EXERCISE TASK =>
Every entry that follows needs to be repeated exactly.

- - -

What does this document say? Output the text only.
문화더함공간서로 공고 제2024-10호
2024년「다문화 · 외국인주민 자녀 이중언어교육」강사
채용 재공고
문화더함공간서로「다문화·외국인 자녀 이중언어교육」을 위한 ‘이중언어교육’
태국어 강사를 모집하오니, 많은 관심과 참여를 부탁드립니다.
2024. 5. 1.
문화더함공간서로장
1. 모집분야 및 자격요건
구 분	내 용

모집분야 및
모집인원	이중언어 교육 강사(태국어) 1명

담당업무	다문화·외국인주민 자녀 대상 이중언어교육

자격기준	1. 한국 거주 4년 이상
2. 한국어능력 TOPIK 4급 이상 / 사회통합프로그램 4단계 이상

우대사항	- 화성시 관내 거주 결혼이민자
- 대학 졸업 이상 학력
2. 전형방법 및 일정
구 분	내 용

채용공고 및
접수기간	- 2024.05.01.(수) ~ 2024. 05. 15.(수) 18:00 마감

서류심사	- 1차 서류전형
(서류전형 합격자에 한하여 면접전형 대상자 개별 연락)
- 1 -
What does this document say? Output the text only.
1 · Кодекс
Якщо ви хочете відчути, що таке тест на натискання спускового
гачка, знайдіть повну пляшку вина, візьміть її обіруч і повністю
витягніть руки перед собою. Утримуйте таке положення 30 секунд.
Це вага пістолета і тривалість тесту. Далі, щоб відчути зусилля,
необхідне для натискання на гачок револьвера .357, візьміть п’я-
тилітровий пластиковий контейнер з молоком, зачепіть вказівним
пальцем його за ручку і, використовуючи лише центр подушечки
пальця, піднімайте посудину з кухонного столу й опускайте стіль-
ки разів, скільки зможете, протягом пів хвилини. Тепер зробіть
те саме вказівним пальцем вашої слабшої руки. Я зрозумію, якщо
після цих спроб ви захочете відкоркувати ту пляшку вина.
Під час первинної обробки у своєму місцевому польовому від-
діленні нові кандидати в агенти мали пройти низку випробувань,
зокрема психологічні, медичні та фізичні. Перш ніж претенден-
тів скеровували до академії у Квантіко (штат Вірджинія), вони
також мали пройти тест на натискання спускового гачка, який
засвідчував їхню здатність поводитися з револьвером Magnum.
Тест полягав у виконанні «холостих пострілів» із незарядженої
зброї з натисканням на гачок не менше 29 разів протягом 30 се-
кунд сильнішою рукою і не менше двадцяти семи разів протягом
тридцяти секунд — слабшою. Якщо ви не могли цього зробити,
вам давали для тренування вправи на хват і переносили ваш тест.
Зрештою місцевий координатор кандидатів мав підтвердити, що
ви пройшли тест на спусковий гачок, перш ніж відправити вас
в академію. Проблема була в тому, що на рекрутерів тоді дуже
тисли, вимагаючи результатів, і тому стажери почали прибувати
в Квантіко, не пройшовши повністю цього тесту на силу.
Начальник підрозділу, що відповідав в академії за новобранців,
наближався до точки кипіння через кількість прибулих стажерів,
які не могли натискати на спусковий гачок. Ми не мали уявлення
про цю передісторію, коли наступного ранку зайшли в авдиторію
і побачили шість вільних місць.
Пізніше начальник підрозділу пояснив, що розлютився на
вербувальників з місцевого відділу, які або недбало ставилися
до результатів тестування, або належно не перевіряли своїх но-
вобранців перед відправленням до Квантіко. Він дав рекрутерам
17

- - -

SOLUTION TO THE EXERCISE =>
What does this document say? Output the text only.
문화더함공간서로 공고 제2024-10호
2024년「다문화 · 외국인주민 자녀 이중언어교육」강사
채용 재공고
문화더함공간서로「다문화·외국인 자녀 이중언어교육」을 위한 ‘이중언어교육’
태국어 강사를 모집하오니, 많은 관심과 참여를 부탁드립니다.
2024. 5. 1.
문화더함공간서로장
1. 모집분야 및 자격요건
구 분	내 용

모집분야 및
모집인원	이중언어 교육 강사(태국어) 1명

담당업무	다문화·외국인주민 자녀 대상 이중언어교육

자격기준	1. 한국 거주 4년 이상
2. 한국어능력 TOPIK 4급 이상 / 사회통합프로그램 4단계 이상

우대사항	- 화성시 관내 거주 결혼이민자
- 대학 졸업 이상 학력
2. 전형방법 및 일정
구 분	내 용

채용공고 및
접수기간	- 2024.05.01.(수) ~ 2024. 05. 15.(수) 18:00 마감

서류심사	- 1차 서류전형
(서류전형 합격자에 한하여 면접전형 대상자 개별 연락)
- 1 -
What does this document say? Output the text only.
1 · Кодекс
Якщо ви хочете відчути, що таке тест на натискання спускового
гачка, знайдіть повну пляшку вина, візьміть її обіруч і повністю
витягніть руки перед собою. Утримуйте таке положення 30 секунд.
Це вага пістолета і тривалість тесту. Далі, щоб відчути зусилля,
необхідне для натискання на гачок револьвера .357, візьміть п’я-
тилітровий пластиковий контейнер з молоком, зачепіть вказівним
пальцем його за ручку і, використовуючи лише центр подушечки
пальця, піднімайте посудину з кухонного столу й опускайте стіль-
ки разів, скільки зможете, протягом пів хвилини. Тепер зробіть
те саме вказівним пальцем вашої слабшої руки. Я зрозумію, якщо
після цих спроб ви захочете відкоркувати ту пляшку вина.
Під час первинної обробки у своєму місцевому польовому від-
діленні нові кандидати в агенти мали пройти низку випробувань,
зокрема психологічні, медичні та фізичні. Перш ніж претенден-
тів скеровували до академії у Квантіко (штат Вірджинія), вони
також мали пройти тест на натискання спускового гачка, який
засвідчував їхню здатність поводитися з револьвером Magnum.
Тест полягав у виконанні «холостих пострілів» із незарядженої
зброї з натисканням на гачок не менше 29 разів протягом 30 се-
кунд сильнішою рукою і не менше двадцяти семи разів протягом
тридцяти секунд — слабшою. Якщо ви не могли цього зробити,
вам давали для тренування вправи на хват і переносили ваш тест.
Зрештою місцевий координатор кандидатів мав підтвердити, що
ви пройшли тест на спусковий гачок, перш ніж відправити вас
в академію. Проблема була в тому, що на рекрутерів тоді дуже
тисли, вимагаючи результатів, і тому стажери почали прибувати
в Квантіко, не пройшовши повністю цього тесту на силу.
Начальник підрозділу, що відповідав в академії за новобранців,
наближався до точки кипіння через кількість прибулих стажерів,
які не могли натискати на спусковий гачок. Ми не мали уявлення
про цю передісторію, коли наступного ранку зайшли в авдиторію
і побачили шість вільних місць.
Пізніше начальник підрозділу пояснив, що розлютився на
вербувальників з місцевого відділу, які або недбало ставилися
до результатів тестування, або належно не перевіряли своїх но-
вобранців перед відправленням до Квантіко. Він дав рекрутерам
17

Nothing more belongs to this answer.